- EXERCISE
Select every line in the items below that contains the word "chart", matching case exactly, and copy each one.

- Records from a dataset
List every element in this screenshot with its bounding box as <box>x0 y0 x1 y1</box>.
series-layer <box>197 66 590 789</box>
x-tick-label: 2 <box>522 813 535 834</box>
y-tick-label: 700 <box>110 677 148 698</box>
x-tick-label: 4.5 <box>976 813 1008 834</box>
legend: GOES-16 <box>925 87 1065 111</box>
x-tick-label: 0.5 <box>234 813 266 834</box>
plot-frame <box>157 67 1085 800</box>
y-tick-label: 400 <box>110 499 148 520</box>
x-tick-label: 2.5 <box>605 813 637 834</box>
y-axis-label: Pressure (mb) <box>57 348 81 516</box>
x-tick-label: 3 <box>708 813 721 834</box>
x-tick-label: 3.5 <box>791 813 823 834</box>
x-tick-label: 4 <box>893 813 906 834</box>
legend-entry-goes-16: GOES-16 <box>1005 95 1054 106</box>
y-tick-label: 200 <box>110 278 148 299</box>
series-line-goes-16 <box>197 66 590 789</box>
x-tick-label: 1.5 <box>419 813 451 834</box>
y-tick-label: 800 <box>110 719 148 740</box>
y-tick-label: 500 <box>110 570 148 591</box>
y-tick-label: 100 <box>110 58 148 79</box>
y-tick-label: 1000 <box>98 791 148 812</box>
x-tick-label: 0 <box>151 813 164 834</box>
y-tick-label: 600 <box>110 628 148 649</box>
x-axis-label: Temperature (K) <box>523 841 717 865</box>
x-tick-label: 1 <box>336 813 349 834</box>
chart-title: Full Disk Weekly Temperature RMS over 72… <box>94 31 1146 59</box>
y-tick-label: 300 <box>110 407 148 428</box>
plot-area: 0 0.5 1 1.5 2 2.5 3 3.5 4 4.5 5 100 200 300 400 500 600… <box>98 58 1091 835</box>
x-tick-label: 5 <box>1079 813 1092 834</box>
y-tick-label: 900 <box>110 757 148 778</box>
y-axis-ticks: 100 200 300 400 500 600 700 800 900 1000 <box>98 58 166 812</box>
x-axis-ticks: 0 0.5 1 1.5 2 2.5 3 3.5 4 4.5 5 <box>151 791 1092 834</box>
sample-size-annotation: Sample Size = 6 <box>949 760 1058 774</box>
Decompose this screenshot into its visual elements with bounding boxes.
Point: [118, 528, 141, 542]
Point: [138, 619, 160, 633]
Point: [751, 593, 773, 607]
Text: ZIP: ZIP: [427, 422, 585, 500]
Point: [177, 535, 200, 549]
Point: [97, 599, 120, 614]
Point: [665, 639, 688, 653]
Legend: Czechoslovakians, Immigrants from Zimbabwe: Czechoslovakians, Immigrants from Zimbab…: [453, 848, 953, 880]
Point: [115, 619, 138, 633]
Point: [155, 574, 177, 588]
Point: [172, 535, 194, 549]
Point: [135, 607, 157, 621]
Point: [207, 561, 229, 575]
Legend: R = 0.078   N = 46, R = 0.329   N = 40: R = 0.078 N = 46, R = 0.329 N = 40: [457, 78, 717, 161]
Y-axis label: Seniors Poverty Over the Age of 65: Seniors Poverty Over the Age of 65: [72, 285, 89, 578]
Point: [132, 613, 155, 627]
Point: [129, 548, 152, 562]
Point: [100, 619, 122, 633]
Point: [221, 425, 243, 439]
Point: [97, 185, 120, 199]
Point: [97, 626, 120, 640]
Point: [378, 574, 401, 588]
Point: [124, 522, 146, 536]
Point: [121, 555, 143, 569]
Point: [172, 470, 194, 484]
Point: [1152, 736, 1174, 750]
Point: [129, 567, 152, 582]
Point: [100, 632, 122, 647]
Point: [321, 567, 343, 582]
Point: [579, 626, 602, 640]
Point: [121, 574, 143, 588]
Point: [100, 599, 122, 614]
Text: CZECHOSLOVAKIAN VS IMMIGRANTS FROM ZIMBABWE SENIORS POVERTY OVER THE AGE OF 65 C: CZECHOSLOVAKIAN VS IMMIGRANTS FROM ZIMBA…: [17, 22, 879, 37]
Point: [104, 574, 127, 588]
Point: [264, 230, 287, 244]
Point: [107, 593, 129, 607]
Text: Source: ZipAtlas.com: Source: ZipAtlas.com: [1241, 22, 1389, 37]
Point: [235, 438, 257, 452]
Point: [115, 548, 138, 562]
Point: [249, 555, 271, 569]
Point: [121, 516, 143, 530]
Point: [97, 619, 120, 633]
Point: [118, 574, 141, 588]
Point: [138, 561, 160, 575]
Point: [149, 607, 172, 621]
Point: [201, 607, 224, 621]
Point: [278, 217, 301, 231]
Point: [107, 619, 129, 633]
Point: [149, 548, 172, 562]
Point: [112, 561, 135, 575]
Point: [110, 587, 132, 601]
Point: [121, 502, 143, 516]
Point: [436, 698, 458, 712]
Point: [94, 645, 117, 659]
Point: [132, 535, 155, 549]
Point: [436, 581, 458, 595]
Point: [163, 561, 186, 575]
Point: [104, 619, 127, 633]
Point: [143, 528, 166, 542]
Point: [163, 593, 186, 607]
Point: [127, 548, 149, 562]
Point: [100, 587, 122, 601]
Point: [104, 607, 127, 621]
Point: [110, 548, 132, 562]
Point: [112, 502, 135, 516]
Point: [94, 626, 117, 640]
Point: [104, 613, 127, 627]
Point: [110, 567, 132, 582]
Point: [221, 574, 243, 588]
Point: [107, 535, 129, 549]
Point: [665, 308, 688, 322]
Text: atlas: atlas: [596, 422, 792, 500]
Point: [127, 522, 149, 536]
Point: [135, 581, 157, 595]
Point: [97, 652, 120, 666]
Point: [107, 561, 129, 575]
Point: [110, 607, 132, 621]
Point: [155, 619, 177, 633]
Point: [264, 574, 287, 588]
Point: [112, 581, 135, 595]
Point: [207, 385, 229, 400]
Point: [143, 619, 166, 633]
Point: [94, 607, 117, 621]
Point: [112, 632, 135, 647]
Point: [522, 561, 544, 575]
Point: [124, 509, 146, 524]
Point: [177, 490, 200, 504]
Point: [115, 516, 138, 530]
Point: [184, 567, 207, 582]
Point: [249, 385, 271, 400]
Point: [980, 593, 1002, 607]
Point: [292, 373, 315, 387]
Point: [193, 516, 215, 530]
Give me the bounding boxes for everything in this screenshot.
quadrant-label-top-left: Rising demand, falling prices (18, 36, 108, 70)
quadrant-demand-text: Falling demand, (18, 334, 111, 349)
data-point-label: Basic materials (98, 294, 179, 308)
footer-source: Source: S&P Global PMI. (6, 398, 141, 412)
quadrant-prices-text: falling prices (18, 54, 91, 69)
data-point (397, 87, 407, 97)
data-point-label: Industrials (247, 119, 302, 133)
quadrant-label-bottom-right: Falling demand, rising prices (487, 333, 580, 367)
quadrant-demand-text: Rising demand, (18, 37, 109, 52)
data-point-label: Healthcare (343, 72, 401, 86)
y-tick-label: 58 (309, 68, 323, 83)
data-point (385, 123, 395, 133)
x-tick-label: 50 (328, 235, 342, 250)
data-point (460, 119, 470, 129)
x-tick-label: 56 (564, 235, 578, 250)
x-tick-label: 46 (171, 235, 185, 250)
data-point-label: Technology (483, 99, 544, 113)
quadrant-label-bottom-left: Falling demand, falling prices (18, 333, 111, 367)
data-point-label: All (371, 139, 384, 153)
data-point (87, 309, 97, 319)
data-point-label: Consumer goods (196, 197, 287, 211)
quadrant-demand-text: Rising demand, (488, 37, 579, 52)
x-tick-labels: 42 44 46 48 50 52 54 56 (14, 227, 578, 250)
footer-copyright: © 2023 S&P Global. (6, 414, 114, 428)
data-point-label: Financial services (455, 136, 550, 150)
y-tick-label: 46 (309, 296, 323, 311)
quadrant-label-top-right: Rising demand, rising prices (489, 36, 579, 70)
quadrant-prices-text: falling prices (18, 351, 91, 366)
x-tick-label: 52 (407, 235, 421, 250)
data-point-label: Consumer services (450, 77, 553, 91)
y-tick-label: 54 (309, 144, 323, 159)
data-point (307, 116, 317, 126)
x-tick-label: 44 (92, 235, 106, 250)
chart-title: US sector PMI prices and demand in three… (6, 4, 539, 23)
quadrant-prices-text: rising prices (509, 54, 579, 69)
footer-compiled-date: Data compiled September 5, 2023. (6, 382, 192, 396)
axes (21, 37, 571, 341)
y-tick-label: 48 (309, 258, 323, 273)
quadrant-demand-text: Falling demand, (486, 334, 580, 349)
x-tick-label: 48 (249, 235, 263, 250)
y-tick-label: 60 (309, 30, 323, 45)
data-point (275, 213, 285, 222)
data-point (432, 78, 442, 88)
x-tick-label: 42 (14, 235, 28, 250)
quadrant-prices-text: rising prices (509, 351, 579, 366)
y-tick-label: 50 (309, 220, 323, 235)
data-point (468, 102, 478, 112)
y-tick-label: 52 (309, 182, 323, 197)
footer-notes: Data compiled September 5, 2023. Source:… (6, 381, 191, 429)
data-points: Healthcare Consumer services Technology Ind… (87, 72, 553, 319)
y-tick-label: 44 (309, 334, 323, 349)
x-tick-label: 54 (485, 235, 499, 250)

- TASK ANSWER
chart-title: Full Disk Weekly Temperature RMS over 72… <box>94 31 1146 59</box>
chart-title: US sector PMI prices and demand in three… (6, 4, 539, 23)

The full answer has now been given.